● Input material:
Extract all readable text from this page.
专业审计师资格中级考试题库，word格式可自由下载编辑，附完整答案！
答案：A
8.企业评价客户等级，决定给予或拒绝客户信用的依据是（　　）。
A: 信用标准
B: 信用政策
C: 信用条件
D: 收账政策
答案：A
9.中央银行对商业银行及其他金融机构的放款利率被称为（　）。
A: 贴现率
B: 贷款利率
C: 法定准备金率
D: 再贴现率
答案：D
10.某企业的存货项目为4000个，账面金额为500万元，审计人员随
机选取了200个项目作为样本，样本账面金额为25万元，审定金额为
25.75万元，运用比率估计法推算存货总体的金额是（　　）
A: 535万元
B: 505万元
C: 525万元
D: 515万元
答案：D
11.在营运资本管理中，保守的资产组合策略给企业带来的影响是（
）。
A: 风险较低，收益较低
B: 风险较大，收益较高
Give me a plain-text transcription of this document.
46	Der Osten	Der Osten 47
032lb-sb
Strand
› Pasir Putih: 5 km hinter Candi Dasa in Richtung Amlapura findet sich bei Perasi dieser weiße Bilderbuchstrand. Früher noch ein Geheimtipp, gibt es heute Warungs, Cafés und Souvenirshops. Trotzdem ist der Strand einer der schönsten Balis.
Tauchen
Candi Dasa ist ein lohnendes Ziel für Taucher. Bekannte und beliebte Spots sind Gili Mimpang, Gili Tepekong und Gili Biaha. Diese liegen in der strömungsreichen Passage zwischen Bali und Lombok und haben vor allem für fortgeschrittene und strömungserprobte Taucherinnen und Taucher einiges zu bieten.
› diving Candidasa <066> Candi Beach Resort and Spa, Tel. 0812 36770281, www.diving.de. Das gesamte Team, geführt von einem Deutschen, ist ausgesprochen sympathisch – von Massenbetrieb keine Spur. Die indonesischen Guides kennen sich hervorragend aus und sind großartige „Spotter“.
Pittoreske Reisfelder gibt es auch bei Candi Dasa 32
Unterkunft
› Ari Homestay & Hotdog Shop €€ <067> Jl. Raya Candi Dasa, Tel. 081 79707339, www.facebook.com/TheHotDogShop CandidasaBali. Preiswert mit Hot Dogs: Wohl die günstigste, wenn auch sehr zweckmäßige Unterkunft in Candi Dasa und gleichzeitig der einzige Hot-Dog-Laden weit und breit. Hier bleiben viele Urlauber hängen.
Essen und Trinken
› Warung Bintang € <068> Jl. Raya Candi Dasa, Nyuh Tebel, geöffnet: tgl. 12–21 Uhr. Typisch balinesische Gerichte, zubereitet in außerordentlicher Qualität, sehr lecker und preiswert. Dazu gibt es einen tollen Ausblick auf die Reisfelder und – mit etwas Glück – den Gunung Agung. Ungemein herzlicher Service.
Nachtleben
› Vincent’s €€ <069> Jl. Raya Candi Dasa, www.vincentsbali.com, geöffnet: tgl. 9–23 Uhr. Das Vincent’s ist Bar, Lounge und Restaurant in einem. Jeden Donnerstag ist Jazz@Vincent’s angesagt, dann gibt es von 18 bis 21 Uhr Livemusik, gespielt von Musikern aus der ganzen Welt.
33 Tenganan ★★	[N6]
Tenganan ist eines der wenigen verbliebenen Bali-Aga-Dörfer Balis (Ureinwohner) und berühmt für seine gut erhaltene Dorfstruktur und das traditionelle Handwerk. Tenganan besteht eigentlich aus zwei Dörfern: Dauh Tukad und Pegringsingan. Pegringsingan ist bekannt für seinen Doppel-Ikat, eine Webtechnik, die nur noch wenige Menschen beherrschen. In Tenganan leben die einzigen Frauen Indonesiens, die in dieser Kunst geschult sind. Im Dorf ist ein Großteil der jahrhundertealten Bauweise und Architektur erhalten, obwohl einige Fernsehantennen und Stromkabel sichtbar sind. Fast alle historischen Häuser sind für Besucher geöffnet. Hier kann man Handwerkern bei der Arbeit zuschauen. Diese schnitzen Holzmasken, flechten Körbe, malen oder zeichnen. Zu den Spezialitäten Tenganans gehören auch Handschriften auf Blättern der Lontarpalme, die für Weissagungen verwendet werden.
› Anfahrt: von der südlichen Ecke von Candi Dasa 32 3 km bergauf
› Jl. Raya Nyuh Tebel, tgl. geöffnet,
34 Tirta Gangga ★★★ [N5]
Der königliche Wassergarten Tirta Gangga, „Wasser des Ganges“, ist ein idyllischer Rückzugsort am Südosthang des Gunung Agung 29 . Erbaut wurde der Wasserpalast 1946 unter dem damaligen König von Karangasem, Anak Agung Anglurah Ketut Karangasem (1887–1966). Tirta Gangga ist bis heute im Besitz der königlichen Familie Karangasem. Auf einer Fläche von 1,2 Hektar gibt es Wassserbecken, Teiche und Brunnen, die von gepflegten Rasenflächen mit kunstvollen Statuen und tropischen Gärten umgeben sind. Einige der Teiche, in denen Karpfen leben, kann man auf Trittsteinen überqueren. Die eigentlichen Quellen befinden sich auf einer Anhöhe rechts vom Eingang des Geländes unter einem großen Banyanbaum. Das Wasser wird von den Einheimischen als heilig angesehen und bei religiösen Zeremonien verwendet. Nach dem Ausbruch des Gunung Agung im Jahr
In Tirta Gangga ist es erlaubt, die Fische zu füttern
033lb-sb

● Aim: Search the preceding listing for the word "Nyuh" and pull out every line that holds it.

● Written response:
› Warung Bintang € <068> Jl. Raya Candi Dasa, Nyuh Tebel, geöffnet: tgl. 12–21 Uhr. Typisch balinesische Gerichte, zubereitet in außerordentlicher Qualität, sehr lecker und preiswert. Dazu gibt es einen tollen Ausblick auf die Reisfelder und – mit etwas Glück – den Gunung Agung. Ungemein herzlicher Service.
› Jl. Raya Nyuh Tebel, tgl. geöffnet,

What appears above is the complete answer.